= Input for this task =
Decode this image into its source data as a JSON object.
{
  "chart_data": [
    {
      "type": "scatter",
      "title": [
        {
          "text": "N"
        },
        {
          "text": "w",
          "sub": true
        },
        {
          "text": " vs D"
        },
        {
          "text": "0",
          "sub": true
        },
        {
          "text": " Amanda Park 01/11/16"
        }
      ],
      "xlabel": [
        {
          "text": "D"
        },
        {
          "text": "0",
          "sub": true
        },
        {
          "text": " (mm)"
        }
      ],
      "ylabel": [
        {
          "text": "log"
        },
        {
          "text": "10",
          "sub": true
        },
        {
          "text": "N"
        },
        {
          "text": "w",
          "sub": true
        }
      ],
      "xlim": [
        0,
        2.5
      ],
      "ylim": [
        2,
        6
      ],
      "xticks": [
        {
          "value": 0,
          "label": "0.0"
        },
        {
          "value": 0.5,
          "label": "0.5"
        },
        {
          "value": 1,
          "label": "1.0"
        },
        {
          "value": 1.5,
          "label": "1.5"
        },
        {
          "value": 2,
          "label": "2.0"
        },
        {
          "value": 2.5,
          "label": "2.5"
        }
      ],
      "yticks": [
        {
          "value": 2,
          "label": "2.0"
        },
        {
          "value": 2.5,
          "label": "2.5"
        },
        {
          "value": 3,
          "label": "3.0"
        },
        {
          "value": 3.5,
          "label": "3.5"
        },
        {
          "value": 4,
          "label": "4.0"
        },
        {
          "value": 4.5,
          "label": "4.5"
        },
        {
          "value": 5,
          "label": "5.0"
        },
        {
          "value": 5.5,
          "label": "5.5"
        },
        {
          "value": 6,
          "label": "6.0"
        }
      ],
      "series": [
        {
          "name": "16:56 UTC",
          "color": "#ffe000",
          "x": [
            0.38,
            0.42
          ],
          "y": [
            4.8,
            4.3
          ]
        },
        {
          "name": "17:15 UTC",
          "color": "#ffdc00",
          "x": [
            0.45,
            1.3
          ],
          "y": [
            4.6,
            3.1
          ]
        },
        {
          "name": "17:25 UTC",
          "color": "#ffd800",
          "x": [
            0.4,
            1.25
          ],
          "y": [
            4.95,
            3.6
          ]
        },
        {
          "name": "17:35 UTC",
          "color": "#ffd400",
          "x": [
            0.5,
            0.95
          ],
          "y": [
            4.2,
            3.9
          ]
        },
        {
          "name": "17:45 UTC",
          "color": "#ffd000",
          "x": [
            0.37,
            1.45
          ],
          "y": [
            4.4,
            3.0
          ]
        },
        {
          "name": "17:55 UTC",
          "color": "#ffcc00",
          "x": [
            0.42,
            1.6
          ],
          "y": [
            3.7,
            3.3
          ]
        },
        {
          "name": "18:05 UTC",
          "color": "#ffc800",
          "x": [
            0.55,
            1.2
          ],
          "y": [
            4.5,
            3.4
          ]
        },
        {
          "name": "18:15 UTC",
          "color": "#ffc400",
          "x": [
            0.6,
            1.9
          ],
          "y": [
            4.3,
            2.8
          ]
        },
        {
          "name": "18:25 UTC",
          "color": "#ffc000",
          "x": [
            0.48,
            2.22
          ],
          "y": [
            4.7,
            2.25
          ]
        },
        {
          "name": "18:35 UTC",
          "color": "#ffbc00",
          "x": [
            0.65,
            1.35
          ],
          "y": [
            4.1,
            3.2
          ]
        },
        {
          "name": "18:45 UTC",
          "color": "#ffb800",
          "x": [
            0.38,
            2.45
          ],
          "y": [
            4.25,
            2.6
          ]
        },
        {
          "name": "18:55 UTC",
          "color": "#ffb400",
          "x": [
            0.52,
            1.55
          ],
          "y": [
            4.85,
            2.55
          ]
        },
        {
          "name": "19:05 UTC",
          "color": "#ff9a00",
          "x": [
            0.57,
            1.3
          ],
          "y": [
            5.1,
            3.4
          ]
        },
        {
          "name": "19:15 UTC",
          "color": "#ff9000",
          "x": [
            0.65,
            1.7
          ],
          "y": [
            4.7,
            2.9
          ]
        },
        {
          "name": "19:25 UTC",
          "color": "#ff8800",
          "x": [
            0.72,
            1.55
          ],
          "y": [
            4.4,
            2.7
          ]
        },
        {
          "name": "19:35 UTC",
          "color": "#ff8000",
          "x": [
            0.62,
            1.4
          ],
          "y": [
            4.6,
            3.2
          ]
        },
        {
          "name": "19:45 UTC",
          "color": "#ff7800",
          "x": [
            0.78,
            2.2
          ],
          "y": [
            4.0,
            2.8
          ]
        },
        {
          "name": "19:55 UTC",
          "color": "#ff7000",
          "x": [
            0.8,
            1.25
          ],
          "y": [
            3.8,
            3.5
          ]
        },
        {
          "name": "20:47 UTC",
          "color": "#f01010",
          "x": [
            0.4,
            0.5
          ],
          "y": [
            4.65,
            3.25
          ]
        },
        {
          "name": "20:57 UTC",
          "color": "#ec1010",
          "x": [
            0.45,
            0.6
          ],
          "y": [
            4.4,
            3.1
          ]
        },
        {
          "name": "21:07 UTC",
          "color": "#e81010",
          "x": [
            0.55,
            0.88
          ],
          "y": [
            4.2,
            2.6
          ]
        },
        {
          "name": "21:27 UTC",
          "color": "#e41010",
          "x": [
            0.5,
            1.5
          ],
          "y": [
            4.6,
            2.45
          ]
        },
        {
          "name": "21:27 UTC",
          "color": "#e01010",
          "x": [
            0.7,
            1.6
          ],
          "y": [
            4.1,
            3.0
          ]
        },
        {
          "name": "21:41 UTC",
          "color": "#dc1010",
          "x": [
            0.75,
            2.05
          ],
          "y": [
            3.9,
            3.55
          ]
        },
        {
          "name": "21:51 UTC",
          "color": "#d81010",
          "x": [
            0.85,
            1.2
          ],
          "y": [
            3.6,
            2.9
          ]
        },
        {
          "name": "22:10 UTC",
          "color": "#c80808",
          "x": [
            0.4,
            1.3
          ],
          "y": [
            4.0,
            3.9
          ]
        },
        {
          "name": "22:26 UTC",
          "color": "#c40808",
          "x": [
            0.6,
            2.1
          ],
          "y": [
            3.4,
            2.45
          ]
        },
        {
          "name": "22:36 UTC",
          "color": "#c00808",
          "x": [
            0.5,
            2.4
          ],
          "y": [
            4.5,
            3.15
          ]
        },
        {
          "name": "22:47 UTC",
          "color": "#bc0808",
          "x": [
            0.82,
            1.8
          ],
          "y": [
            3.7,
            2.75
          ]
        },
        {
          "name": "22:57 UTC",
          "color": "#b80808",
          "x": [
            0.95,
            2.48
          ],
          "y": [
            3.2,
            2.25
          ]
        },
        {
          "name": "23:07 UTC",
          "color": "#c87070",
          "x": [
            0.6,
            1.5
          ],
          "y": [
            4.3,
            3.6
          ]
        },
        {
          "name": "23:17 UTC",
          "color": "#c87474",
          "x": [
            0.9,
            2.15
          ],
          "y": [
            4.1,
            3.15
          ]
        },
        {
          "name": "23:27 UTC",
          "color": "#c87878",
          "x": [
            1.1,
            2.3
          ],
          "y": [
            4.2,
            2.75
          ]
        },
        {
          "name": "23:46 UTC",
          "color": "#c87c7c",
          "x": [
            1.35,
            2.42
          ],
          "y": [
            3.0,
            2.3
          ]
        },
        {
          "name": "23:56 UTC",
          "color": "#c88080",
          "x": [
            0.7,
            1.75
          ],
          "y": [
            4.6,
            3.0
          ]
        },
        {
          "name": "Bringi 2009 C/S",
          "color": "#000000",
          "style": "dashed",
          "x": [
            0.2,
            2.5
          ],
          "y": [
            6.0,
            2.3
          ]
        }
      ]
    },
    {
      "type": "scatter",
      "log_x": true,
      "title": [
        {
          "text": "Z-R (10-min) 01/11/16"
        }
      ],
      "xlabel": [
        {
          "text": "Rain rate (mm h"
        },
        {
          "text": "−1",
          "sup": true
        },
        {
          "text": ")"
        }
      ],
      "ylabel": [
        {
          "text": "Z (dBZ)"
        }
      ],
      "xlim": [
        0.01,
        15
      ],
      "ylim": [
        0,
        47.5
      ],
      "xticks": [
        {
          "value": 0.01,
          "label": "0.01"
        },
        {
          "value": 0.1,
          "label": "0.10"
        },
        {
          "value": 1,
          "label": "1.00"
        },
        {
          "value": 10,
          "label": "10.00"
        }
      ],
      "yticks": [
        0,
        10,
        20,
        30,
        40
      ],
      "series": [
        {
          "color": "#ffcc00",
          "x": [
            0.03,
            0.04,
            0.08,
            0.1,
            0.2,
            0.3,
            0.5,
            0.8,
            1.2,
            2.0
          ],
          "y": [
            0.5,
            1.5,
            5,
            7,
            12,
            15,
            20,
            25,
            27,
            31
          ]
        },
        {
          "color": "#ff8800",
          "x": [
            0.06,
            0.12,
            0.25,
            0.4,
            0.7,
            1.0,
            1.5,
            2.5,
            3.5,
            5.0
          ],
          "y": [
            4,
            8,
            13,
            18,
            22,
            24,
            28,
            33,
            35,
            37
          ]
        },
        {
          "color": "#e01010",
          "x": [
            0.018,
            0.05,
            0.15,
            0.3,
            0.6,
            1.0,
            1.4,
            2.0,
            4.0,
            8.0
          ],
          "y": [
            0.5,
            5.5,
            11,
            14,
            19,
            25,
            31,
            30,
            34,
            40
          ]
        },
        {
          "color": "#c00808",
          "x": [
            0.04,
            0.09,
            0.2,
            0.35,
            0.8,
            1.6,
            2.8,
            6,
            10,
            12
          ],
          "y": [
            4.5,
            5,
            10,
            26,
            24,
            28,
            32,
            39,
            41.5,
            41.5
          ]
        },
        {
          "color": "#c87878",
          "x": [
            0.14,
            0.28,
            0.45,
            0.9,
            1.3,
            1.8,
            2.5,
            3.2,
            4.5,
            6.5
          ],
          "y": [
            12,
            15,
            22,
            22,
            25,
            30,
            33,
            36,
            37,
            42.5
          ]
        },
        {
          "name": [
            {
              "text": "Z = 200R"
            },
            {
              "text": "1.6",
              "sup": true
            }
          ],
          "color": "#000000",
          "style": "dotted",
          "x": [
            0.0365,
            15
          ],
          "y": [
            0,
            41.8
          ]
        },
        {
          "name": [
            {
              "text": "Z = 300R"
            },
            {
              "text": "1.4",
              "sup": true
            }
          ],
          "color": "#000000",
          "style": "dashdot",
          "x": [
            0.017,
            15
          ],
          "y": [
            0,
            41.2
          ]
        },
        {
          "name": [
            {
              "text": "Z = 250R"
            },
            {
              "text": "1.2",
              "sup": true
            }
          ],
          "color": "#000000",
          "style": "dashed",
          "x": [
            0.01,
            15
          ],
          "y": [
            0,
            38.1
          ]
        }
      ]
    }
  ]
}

= Exercise =
Which lines hold the string "style"? List them all.

= Written reply =
          "style": "dashed",
          "style": "dotted",
          "style": "dashdot",
          "style": "dashed",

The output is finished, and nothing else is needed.